(Items listed in a dataset)

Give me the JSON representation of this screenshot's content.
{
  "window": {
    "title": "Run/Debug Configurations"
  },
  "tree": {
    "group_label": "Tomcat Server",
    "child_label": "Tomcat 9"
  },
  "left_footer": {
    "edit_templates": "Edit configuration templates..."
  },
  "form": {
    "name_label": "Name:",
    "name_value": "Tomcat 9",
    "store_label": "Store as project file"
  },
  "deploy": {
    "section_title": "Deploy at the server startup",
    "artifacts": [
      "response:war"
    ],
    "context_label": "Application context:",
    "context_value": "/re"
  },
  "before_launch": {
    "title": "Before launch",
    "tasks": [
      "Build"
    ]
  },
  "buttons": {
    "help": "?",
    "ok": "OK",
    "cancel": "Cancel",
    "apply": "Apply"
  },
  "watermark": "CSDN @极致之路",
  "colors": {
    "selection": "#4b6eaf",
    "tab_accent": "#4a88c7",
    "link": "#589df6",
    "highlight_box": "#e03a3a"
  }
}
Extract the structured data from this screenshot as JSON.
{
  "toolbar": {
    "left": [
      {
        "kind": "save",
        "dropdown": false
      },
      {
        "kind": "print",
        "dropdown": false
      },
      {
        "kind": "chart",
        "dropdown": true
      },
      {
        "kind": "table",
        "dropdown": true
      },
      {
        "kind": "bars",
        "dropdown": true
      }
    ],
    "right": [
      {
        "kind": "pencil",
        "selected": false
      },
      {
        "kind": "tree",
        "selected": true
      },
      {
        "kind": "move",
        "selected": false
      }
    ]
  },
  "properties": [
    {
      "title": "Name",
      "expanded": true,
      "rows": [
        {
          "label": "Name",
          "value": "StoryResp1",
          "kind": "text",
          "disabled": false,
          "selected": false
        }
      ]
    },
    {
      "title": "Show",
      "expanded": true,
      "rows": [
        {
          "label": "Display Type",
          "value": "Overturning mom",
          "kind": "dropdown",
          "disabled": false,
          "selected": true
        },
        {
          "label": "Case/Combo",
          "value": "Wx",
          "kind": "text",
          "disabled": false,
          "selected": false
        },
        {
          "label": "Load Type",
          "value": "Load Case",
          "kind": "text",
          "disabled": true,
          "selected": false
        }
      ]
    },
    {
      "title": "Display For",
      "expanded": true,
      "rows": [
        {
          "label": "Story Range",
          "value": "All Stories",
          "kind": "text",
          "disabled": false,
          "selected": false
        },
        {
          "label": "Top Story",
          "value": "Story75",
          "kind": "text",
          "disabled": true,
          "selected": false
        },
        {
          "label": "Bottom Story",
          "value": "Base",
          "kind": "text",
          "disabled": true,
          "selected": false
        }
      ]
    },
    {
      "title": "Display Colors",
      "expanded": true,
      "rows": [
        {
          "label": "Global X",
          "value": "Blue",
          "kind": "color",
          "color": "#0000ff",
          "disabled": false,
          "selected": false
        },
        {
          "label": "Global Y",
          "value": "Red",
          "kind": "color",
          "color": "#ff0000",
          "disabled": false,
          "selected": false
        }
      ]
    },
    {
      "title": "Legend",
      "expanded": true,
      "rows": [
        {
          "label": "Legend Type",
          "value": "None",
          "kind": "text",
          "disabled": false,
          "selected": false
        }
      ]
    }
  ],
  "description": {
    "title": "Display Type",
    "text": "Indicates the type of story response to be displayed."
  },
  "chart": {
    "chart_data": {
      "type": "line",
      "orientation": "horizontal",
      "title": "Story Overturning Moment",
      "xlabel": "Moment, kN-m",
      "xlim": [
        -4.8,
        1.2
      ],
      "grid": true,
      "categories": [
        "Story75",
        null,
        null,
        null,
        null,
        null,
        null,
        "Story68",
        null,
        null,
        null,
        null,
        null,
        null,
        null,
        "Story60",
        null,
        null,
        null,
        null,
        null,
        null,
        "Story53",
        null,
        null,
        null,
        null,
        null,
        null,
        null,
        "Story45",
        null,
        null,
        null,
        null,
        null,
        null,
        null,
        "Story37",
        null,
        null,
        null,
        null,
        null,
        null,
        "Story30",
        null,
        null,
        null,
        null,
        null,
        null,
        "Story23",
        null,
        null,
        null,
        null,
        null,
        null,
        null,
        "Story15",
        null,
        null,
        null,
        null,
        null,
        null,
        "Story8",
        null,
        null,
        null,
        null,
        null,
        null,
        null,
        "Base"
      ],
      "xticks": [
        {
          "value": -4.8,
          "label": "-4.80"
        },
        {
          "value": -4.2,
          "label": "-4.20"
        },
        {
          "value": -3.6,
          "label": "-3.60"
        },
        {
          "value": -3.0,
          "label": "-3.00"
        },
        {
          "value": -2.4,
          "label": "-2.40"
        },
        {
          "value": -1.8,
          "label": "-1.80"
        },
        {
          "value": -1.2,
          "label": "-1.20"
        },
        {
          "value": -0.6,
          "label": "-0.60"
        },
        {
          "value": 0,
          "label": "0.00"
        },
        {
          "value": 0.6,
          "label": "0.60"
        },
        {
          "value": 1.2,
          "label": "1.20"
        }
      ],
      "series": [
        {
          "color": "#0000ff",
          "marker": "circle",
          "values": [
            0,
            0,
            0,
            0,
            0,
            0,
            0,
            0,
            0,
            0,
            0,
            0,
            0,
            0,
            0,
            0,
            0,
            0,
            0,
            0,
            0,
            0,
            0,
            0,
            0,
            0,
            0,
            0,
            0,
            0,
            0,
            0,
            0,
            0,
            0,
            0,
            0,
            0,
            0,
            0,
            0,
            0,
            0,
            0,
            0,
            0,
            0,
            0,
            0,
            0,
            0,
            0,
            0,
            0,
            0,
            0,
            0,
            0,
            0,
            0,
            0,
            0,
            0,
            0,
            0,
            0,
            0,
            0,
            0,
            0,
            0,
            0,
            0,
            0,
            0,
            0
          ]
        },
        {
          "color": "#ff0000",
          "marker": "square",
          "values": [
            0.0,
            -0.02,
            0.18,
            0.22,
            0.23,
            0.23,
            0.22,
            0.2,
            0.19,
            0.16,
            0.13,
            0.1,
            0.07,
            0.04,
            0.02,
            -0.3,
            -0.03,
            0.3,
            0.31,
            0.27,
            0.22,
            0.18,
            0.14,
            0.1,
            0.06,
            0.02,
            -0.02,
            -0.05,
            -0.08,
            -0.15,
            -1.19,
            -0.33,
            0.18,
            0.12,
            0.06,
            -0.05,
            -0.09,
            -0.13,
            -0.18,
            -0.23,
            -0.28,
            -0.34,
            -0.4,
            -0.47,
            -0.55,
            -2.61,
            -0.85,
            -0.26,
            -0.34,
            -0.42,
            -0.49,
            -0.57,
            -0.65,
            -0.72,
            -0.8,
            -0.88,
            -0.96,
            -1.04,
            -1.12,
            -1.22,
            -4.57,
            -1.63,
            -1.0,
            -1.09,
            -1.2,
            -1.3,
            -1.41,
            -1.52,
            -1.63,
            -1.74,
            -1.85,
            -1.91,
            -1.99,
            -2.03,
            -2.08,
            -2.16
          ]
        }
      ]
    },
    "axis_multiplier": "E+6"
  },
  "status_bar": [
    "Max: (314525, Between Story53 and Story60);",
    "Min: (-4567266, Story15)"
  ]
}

● PROBLEM DESCRIPTION:
Would you give the material above again, complete and exact?

● OUTPUT OF THE EXERCISE:
Give me the JSON representation of this screenshot's content.
{
  "window": {
    "title": "Run/Debug Configurations"
  },
  "tree": {
    "group_label": "Tomcat Server",
    "child_label": "Tomcat 9"
  },
  "left_footer": {
    "edit_templates": "Edit configuration templates..."
  },
  "form": {
    "name_label": "Name:",
    "name_value": "Tomcat 9",
    "store_label": "Store as project file"
  },
  "deploy": {
    "section_title": "Deploy at the server startup",
    "artifacts": [
      "response:war"
    ],
    "context_label": "Application context:",
    "context_value": "/re"
  },
  "before_launch": {
    "title": "Before launch",
    "tasks": [
      "Build"
    ]
  },
  "buttons": {
    "help": "?",
    "ok": "OK",
    "cancel": "Cancel",
    "apply": "Apply"
  },
  "watermark": "CSDN @极致之路",
  "colors": {
    "selection": "#4b6eaf",
    "tab_accent": "#4a88c7",
    "link": "#589df6",
    "highlight_box": "#e03a3a"
  }
}
Extract the structured data from this screenshot as JSON.
{
  "toolbar": {
    "left": [
      {
        "kind": "save",
        "dropdown": false
      },
      {
        "kind": "print",
        "dropdown": false
      },
      {
        "kind": "chart",
        "dropdown": true
      },
      {
        "kind": "table",
        "dropdown": true
      },
      {
        "kind": "bars",
        "dropdown": true
      }
    ],
    "right": [
      {
        "kind": "pencil",
        "selected": false
      },
      {
        "kind": "tree",
        "selected": true
      },
      {
        "kind": "move",
        "selected": false
      }
    ]
  },
  "properties": [
    {
      "title": "Name",
      "expanded": true,
      "rows": [
        {
          "label": "Name",
          "value": "StoryResp1",
          "kind": "text",
          "disabled": false,
          "selected": false
        }
      ]
    },
    {
      "title": "Show",
      "expanded": true,
      "rows": [
        {
          "label": "Display Type",
          "value": "Overturning mom",
          "kind": "dropdown",
          "disabled": false,
          "selected": true
        },
        {
          "label": "Case/Combo",
          "value": "Wx",
          "kind": "text",
          "disabled": false,
          "selected": false
        },
        {
          "label": "Load Type",
          "value": "Load Case",
          "kind": "text",
          "disabled": true,
          "selected": false
        }
      ]
    },
    {
      "title": "Display For",
      "expanded": true,
      "rows": [
        {
          "label": "Story Range",
          "value": "All Stories",
          "kind": "text",
          "disabled": false,
          "selected": false
        },
        {
          "label": "Top Story",
          "value": "Story75",
          "kind": "text",
          "disabled": true,
          "selected": false
        },
        {
          "label": "Bottom Story",
          "value": "Base",
          "kind": "text",
          "disabled": true,
          "selected": false
        }
      ]
    },
    {
      "title": "Display Colors",
      "expanded": true,
      "rows": [
        {
          "label": "Global X",
          "value": "Blue",
          "kind": "color",
          "color": "#0000ff",
          "disabled": false,
          "selected": false
        },
        {
          "label": "Global Y",
          "value": "Red",
          "kind": "color",
          "color": "#ff0000",
          "disabled": false,
          "selected": false
        }
      ]
    },
    {
      "title": "Legend",
      "expanded": true,
      "rows": [
        {
          "label": "Legend Type",
          "value": "None",
          "kind": "text",
          "disabled": false,
          "selected": false
        }
      ]
    }
  ],
  "description": {
    "title": "Display Type",
    "text": "Indicates the type of story response to be displayed."
  },
  "chart": {
    "chart_data": {
      "type": "line",
      "orientation": "horizontal",
      "title": "Story Overturning Moment",
      "xlabel": "Moment, kN-m",
      "xlim": [
        -4.8,
        1.2
      ],
      "grid": true,
      "categories": [
        "Story75",
        null,
        null,
        null,
        null,
        null,
        null,
        "Story68",
        null,
        null,
        null,
        null,
        null,
        null,
        null,
        "Story60",
        null,
        null,
        null,
        null,
        null,
        null,
        "Story53",
        null,
        null,
        null,
        null,
        null,
        null,
        null,
        "Story45",
        null,
        null,
        null,
        null,
        null,
        null,
        null,
        "Story37",
        null,
        null,
        null,
        null,
        null,
        null,
        "Story30",
        null,
        null,
        null,
        null,
        null,
        null,
        "Story23",
        null,
        null,
        null,
        null,
        null,
        null,
        null,
        "Story15",
        null,
        null,
        null,
        null,
        null,
        null,
        "Story8",
        null,
        null,
        null,
        null,
        null,
        null,
        null,
        "Base"
      ],
      "xticks": [
        {
          "value": -4.8,
          "label": "-4.80"
        },
        {
          "value": -4.2,
          "label": "-4.20"
        },
        {
          "value": -3.6,
          "label": "-3.60"
        },
        {
          "value": -3.0,
          "label": "-3.00"
        },
        {
          "value": -2.4,
          "label": "-2.40"
        },
        {
          "value": -1.8,
          "label": "-1.80"
        },
        {
          "value": -1.2,
          "label": "-1.20"
        },
        {
          "value": -0.6,
          "label": "-0.60"
        },
        {
          "value": 0,
          "label": "0.00"
        },
        {
          "value": 0.6,
          "label": "0.60"
        },
        {
          "value": 1.2,
          "label": "1.20"
        }
      ],
      "series": [
        {
          "color": "#0000ff",
          "marker": "circle",
          "values": [
            0,
            0,
            0,
            0,
            0,
            0,
            0,
            0,
            0,
            0,
            0,
            0,
            0,
            0,
            0,
            0,
            0,
            0,
            0,
            0,
            0,
            0,
            0,
            0,
            0,
            0,
            0,
            0,
            0,
            0,
            0,
            0,
            0,
            0,
            0,
            0,
            0,
            0,
            0,
            0,
            0,
            0,
            0,
            0,
            0,
            0,
            0,
            0,
            0,
            0,
            0,
            0,
            0,
            0,
            0,
            0,
            0,
            0,
            0,
            0,
            0,
            0,
            0,
            0,
            0,
            0,
            0,
            0,
            0,
            0,
            0,
            0,
            0,
            0,
            0,
            0
          ]
        },
        {
          "color": "#ff0000",
          "marker": "square",
          "values": [
            0.0,
            -0.02,
            0.18,
            0.22,
            0.23,
            0.23,
            0.22,
            0.2,
            0.19,
            0.16,
            0.13,
            0.1,
            0.07,
            0.04,
            0.02,
            -0.3,
            -0.03,
            0.3,
            0.31,
            0.27,
            0.22,
            0.18,
            0.14,
            0.1,
            0.06,
            0.02,
            -0.02,
            -0.05,
            -0.08,
            -0.15,
            -1.19,
            -0.33,
            0.18,
            0.12,
            0.06,
            -0.05,
            -0.09,
            -0.13,
            -0.18,
            -0.23,
            -0.28,
            -0.34,
            -0.4,
            -0.47,
            -0.55,
            -2.61,
            -0.85,
            -0.26,
            -0.34,
            -0.42,
            -0.49,
            -0.57,
            -0.65,
            -0.72,
            -0.8,
            -0.88,
            -0.96,
            -1.04,
            -1.12,
            -1.22,
            -4.57,
            -1.63,
            -1.0,
            -1.09,
            -1.2,
            -1.3,
            -1.41,
            -1.52,
            -1.63,
            -1.74,
            -1.85,
            -1.91,
            -1.99,
            -2.03,
            -2.08,
            -2.16
          ]
        }
      ]
    },
    "axis_multiplier": "E+6"
  },
  "status_bar": [
    "Max: (314525, Between Story53 and Story60);",
    "Min: (-4567266, Story15)"
  ]
}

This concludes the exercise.